BRIEF: Scan the data below for the string "其他社会保障和就业支出". Show every line where it turns up.

RECORDS FOR PROCESSING:
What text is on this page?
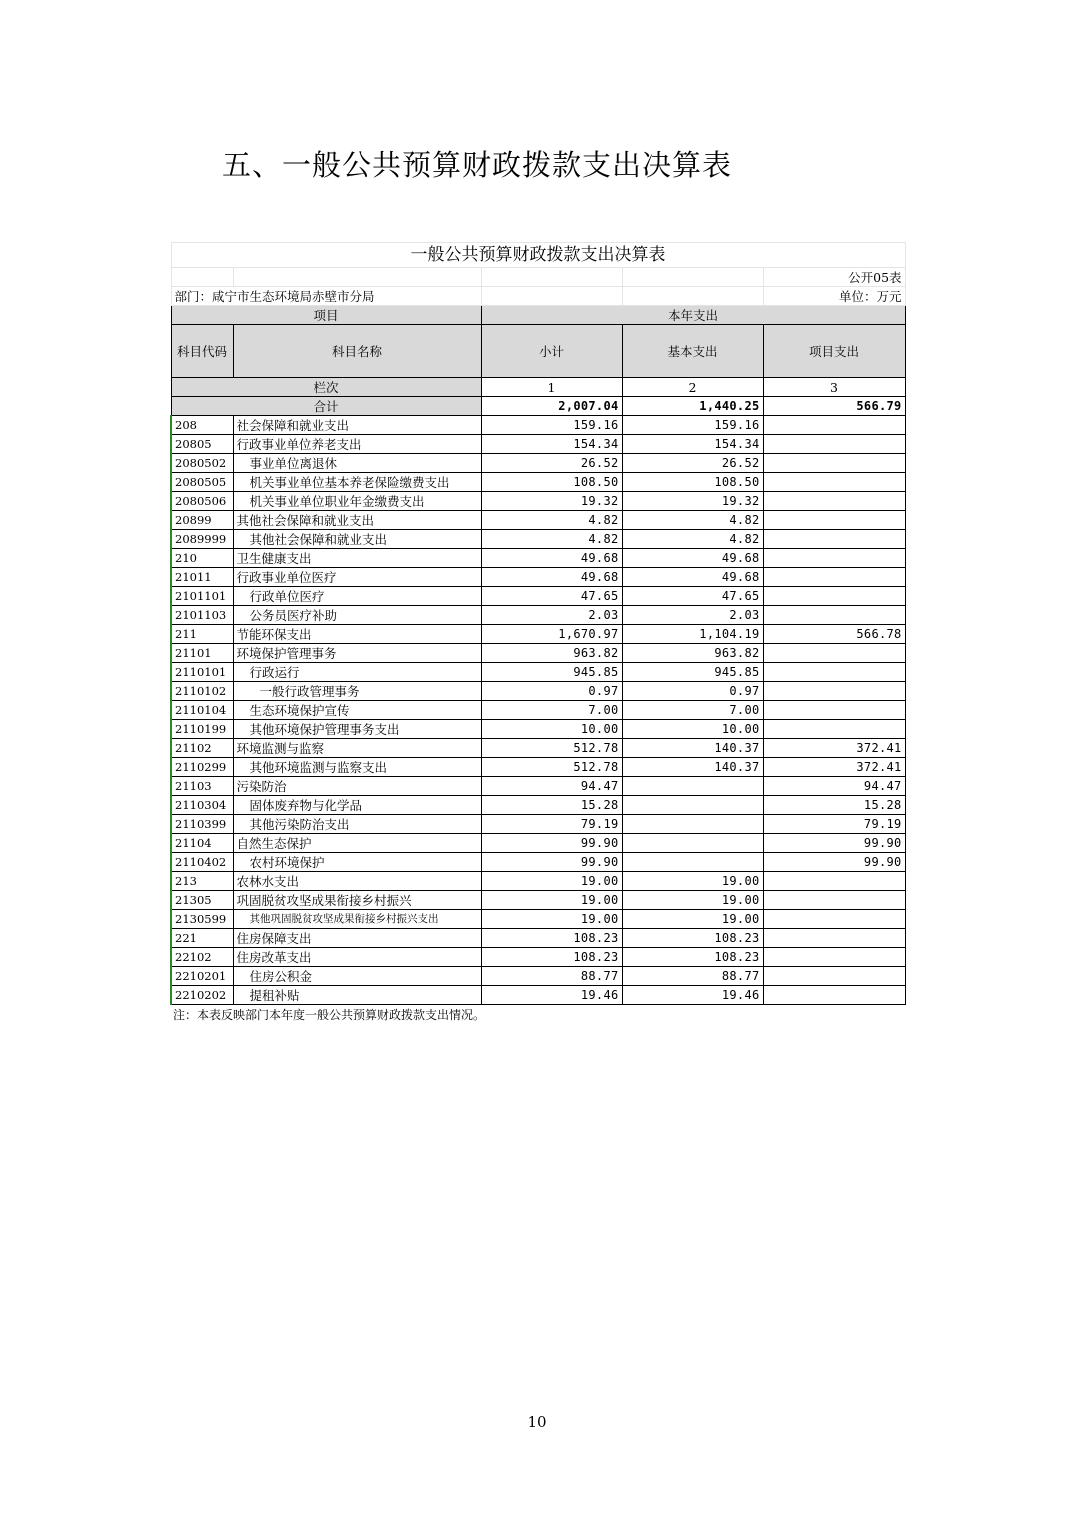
五、一般公共预算财政拨款支出决算表
一般公共预算财政拨款支出决算表				
				公开05表
部门：咸宁市生态环境局赤壁市分局				单位：万元
项目		本年支出		
科目代码	科目名称	小计	基本支出	项目支出
栏次		1	2	3
合计		2,007.04	1,440.25	566.79
208	社会保障和就业支出	159.16	159.16	
20805	行政事业单位养老支出	154.34	154.34	
2080502	事业单位离退休	26.52	26.52	
2080505	机关事业单位基本养老保险缴费支出	108.50	108.50	
2080506	机关事业单位职业年金缴费支出	19.32	19.32	
20899	其他社会保障和就业支出	4.82	4.82	
2089999	其他社会保障和就业支出	4.82	4.82	
210	卫生健康支出	49.68	49.68	
21011	行政事业单位医疗	49.68	49.68	
2101101	行政单位医疗	47.65	47.65	
2101103	公务员医疗补助	2.03	2.03	
211	节能环保支出	1,670.97	1,104.19	566.78
21101	环境保护管理事务	963.82	963.82	
2110101	行政运行	945.85	945.85	
2110102	一般行政管理事务	0.97	0.97	
2110104	生态环境保护宣传	7.00	7.00	
2110199	其他环境保护管理事务支出	10.00	10.00	
21102	环境监测与监察	512.78	140.37	372.41
2110299	其他环境监测与监察支出	512.78	140.37	372.41
21103	污染防治	94.47		94.47
2110304	固体废弃物与化学品	15.28		15.28
2110399	其他污染防治支出	79.19		79.19
21104	自然生态保护	99.90		99.90
2110402	农村环境保护	99.90		99.90
213	农林水支出	19.00	19.00	
21305	巩固脱贫攻坚成果衔接乡村振兴	19.00	19.00	
2130599	其他巩固脱贫攻坚成果衔接乡村振兴支出	19.00	19.00	
221	住房保障支出	108.23	108.23	
22102	住房改革支出	108.23	108.23	
2210201	住房公积金	88.77	88.77	
2210202	提租补贴	19.46	19.46	
注：本表反映部门本年度一般公共预算财政拨款支出情况。
10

TASK RESPONSE:
20899	其他社会保障和就业支出	4.82	4.82	
2089999	其他社会保障和就业支出	4.82	4.82	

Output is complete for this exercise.